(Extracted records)
* Start *
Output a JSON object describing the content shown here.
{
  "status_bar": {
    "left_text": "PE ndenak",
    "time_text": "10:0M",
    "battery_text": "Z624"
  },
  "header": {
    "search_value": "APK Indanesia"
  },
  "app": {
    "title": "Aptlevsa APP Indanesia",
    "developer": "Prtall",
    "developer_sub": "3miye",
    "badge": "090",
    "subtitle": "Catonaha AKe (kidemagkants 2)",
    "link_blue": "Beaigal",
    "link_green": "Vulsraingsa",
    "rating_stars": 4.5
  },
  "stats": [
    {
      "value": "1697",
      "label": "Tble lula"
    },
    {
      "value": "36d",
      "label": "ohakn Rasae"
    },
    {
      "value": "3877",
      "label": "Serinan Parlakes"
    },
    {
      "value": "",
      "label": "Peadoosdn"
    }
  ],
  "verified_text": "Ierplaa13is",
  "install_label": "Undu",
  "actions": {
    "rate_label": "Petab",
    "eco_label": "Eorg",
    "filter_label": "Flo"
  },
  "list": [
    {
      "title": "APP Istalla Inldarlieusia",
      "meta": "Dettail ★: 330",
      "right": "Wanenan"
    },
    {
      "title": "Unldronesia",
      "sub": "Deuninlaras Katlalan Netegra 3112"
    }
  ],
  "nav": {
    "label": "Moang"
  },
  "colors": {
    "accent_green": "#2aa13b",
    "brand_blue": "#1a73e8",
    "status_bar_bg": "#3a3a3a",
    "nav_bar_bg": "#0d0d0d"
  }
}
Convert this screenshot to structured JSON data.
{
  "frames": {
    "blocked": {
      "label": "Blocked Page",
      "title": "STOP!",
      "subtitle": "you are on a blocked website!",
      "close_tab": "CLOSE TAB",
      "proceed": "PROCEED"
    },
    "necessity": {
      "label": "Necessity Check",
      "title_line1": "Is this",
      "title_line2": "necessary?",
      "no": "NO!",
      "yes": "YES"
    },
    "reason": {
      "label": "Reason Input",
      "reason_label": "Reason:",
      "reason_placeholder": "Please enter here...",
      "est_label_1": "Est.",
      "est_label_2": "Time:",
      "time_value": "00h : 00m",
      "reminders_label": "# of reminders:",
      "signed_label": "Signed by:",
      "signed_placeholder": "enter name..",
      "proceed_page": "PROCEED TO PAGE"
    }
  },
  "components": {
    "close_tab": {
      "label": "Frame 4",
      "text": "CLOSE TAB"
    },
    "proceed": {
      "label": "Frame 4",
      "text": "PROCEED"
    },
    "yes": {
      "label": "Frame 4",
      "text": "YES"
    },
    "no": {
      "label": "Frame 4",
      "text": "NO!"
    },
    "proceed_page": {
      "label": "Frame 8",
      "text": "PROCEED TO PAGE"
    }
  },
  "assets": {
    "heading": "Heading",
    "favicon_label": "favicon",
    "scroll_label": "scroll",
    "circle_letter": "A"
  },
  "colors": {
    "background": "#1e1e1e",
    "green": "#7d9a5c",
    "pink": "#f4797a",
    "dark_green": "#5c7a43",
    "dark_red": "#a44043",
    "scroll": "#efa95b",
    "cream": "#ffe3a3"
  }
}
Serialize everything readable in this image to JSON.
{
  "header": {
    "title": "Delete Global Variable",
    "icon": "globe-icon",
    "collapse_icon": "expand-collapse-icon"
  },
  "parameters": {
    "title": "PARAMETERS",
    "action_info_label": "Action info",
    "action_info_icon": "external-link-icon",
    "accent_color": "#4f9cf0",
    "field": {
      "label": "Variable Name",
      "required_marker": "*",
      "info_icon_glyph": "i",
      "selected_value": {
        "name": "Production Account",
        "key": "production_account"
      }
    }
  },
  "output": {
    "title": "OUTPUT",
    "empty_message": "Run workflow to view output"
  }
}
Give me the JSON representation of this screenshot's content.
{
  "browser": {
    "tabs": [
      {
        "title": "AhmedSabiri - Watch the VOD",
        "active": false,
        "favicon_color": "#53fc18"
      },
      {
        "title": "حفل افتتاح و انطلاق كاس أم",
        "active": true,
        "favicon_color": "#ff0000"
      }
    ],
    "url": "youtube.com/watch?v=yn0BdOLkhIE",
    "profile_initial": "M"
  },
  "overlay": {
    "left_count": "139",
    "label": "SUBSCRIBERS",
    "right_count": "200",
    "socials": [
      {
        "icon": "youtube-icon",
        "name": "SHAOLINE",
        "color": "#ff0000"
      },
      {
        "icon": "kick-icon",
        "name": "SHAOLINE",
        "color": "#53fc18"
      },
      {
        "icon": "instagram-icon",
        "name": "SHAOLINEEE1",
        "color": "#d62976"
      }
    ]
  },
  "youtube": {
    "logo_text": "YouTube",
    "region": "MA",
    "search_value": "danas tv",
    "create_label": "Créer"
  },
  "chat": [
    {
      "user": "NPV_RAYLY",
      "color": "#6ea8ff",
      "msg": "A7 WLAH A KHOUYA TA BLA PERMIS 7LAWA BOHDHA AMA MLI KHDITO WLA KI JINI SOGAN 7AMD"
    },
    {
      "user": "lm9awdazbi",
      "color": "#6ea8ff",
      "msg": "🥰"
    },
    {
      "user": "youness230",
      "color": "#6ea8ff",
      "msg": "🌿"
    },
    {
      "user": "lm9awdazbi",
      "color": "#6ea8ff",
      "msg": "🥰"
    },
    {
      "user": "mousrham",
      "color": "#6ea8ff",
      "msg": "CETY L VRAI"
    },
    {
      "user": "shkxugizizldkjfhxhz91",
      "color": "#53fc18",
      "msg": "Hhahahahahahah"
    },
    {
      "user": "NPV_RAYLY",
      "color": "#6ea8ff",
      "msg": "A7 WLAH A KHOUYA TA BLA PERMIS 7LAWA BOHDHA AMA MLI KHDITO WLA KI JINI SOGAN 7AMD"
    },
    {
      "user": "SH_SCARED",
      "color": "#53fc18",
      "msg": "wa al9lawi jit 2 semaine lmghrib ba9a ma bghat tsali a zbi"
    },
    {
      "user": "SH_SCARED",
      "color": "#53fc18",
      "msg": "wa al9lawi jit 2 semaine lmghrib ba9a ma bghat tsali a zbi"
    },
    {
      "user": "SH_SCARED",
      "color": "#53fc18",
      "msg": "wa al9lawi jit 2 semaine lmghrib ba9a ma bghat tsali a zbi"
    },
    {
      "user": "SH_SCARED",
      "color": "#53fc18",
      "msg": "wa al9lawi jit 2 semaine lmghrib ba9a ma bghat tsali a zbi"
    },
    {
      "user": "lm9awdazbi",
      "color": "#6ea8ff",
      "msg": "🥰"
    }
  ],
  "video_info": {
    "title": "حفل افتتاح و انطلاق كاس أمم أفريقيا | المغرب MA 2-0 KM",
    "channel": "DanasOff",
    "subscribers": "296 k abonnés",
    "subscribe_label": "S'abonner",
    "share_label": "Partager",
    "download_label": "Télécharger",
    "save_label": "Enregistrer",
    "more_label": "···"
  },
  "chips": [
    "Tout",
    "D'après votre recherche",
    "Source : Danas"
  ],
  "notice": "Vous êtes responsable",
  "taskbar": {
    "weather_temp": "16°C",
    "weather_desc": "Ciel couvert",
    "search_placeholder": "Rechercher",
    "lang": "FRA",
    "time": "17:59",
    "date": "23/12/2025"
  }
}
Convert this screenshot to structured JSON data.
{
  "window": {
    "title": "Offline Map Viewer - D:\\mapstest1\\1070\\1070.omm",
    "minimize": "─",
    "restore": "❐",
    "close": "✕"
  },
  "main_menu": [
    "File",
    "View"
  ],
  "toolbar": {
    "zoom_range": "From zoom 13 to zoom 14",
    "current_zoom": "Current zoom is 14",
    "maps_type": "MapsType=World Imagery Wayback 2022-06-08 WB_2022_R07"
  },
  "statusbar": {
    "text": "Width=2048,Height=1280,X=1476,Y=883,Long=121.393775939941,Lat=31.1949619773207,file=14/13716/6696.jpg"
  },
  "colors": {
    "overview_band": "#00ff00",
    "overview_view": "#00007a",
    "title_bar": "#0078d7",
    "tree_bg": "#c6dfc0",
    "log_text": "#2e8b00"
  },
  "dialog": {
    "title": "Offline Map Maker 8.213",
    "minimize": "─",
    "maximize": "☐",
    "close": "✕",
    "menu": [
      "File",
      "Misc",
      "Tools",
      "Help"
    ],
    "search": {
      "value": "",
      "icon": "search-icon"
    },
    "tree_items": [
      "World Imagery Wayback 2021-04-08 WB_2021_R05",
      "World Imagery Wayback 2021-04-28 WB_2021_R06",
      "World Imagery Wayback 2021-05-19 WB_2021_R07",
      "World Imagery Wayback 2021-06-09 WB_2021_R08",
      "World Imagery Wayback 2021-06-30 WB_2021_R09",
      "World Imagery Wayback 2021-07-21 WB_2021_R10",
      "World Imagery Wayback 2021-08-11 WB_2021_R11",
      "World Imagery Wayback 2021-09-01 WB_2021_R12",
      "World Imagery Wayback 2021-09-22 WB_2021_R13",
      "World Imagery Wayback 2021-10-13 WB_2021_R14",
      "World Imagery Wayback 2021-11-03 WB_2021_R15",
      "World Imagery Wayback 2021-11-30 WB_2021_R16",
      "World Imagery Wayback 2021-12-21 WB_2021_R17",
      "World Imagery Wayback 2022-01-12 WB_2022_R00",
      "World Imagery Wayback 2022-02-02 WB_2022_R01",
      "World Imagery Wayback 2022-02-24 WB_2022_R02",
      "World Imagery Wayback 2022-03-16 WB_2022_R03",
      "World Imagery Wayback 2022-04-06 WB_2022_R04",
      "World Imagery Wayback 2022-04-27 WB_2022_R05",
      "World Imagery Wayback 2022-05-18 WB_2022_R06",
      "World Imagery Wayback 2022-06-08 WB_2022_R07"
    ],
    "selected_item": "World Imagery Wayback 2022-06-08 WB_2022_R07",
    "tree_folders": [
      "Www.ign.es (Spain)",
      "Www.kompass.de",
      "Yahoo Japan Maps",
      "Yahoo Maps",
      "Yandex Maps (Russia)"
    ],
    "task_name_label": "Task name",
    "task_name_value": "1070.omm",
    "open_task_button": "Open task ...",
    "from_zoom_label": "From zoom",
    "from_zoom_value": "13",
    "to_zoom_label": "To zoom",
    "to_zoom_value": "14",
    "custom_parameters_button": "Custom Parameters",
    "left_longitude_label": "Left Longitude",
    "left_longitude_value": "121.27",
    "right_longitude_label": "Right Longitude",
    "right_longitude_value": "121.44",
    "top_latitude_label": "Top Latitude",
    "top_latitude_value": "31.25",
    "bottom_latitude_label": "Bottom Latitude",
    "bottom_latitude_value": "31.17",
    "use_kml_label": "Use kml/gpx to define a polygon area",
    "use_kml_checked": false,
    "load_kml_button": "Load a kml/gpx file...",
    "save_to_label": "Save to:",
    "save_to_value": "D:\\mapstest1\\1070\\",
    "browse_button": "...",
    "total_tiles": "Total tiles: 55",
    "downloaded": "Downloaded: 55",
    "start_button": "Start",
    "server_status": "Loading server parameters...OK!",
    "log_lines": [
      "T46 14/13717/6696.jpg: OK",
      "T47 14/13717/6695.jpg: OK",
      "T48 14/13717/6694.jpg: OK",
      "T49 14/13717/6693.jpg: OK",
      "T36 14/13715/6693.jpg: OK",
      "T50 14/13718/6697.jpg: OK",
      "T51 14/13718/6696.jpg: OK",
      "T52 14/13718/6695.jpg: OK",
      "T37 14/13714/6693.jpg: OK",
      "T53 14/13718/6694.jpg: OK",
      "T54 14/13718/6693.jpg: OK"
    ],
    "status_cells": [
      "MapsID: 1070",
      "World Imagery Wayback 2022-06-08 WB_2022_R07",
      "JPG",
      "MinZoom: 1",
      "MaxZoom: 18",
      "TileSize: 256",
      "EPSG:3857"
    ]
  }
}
* End *
§ Requirements: List the lines that contain the word "this".

§ Response to the task:
Convert this screenshot to structured JSON data.
      "title_line1": "Is this",
Serialize everything readable in this image to JSON.
Give me the JSON representation of this screenshot's content.
Convert this screenshot to structured JSON data.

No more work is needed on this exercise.